__SHORT PROBLEM__: For the data below, report the number of lines that contain the string "baseline" and nothing else.

(Stored entries)
##############################
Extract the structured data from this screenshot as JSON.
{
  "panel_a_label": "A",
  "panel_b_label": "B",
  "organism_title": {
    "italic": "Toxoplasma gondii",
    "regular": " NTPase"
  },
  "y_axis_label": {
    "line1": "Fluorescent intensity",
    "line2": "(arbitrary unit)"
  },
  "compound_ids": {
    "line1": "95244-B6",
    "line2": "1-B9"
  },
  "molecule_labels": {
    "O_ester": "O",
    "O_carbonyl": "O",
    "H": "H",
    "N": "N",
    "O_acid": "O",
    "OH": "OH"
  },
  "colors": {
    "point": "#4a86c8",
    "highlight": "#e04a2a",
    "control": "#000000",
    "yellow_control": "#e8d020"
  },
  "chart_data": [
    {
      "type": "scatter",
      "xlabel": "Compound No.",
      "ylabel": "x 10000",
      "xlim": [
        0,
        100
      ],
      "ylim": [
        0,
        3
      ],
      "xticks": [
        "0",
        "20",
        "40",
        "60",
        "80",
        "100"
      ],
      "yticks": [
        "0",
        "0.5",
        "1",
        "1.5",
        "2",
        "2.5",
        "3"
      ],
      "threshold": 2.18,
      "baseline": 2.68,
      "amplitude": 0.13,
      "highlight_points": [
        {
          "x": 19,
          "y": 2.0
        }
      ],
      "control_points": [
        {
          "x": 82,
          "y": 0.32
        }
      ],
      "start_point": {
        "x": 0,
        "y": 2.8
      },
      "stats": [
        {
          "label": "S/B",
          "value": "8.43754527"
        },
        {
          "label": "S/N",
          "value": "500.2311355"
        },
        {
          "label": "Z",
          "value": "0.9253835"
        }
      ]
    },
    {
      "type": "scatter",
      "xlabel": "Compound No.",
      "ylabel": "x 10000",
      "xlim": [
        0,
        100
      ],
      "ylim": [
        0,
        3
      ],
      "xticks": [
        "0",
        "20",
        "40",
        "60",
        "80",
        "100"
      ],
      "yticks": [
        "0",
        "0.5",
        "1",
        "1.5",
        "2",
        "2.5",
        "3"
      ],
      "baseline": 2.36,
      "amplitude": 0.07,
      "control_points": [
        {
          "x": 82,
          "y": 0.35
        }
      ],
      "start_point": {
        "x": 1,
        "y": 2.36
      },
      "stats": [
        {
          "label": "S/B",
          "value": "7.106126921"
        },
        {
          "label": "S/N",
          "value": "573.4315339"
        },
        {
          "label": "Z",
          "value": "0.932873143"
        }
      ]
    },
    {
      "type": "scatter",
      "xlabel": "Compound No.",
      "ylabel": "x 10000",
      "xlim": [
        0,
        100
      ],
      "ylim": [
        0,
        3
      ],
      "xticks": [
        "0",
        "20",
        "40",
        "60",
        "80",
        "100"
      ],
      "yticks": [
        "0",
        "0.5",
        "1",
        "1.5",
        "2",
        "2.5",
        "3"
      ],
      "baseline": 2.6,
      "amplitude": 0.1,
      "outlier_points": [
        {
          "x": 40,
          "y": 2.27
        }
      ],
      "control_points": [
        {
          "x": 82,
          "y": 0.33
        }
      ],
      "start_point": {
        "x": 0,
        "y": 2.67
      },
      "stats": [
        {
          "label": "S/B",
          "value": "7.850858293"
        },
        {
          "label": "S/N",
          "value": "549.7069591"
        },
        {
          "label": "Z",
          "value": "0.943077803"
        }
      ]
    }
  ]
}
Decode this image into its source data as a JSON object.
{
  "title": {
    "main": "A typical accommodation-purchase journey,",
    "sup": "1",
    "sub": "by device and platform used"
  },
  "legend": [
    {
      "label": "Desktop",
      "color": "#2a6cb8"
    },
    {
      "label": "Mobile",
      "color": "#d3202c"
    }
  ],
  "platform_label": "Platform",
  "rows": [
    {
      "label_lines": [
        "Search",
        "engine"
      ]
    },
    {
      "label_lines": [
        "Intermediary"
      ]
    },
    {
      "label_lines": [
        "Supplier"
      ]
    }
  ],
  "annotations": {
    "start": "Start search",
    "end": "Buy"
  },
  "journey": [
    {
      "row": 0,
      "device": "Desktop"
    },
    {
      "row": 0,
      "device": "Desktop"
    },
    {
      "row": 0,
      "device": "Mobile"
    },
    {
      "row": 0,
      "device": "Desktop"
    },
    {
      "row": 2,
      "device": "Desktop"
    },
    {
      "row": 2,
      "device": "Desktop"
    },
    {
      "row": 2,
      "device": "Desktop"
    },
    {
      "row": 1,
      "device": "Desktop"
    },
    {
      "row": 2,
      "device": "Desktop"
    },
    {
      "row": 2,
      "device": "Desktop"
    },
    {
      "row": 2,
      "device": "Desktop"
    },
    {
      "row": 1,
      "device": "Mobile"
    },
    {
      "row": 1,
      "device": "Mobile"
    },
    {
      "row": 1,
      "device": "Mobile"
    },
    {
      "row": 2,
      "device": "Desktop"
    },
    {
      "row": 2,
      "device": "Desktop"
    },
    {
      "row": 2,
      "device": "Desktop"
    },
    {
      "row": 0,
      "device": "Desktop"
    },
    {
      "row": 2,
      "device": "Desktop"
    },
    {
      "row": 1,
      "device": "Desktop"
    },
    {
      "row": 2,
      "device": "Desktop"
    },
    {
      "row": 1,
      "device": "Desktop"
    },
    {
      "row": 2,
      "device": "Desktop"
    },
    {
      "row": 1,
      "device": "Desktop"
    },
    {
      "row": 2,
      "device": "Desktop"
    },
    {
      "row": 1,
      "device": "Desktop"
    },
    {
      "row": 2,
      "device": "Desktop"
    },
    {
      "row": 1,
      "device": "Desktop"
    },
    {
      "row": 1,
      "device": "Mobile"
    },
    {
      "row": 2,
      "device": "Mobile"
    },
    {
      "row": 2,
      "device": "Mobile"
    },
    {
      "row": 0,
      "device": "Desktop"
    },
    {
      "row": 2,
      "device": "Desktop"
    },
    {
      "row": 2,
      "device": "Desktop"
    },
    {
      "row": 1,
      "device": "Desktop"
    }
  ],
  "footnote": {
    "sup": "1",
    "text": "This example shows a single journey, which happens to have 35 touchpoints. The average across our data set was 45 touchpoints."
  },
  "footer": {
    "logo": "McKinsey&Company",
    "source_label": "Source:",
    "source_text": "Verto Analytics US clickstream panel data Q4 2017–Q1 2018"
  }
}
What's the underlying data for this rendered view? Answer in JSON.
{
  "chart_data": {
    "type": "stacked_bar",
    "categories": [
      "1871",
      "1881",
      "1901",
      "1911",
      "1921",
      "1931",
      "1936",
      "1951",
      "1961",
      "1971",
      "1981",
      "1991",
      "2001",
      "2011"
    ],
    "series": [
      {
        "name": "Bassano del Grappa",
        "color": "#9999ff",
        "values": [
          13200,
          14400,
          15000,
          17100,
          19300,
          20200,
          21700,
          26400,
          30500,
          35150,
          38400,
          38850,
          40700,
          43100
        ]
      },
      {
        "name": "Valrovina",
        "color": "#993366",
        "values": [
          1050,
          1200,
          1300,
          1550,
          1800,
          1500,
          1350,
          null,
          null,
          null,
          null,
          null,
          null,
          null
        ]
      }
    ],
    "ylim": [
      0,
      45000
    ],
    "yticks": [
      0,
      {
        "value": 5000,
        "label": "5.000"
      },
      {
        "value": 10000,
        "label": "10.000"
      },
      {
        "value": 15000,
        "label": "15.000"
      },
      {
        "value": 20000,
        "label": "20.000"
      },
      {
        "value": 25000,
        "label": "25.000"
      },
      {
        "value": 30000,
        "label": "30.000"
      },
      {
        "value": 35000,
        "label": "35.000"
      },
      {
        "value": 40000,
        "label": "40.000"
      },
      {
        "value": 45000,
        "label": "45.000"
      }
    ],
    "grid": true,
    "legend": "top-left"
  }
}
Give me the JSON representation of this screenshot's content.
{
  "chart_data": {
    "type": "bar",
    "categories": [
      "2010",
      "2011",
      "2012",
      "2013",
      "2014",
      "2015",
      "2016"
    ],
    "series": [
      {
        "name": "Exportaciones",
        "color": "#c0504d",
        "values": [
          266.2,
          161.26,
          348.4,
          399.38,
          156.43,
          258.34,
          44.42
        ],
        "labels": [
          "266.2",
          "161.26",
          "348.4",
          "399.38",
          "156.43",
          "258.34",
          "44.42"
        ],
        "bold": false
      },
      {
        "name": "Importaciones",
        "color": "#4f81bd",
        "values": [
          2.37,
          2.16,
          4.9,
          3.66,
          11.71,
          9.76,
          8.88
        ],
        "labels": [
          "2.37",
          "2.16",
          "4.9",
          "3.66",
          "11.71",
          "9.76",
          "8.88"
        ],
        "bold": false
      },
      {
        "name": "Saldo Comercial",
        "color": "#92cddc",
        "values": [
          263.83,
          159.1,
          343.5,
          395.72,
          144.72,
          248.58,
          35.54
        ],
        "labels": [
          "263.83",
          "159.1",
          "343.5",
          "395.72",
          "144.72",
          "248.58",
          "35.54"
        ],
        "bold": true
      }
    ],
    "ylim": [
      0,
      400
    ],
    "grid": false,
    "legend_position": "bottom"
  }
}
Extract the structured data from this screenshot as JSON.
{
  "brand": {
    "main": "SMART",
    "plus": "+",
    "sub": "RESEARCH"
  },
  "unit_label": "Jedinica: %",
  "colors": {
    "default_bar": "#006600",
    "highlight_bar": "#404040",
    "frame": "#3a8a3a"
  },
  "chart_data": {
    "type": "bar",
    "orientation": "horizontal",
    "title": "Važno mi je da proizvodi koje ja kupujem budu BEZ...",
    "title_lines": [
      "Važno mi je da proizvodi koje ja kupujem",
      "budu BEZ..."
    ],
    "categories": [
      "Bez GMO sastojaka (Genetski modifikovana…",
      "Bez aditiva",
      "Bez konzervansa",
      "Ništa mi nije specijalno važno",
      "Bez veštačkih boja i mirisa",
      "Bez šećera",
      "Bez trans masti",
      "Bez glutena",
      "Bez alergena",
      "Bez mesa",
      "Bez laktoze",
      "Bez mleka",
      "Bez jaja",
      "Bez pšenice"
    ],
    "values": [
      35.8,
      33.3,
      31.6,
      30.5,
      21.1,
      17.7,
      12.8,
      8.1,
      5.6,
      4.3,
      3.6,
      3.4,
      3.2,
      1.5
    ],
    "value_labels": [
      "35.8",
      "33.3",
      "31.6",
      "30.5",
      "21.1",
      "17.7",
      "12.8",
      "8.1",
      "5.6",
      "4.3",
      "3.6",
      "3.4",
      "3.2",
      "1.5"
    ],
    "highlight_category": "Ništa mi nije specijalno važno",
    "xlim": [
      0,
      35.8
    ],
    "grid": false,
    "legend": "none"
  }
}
##############################
__SOLVED EXERCISE__: 3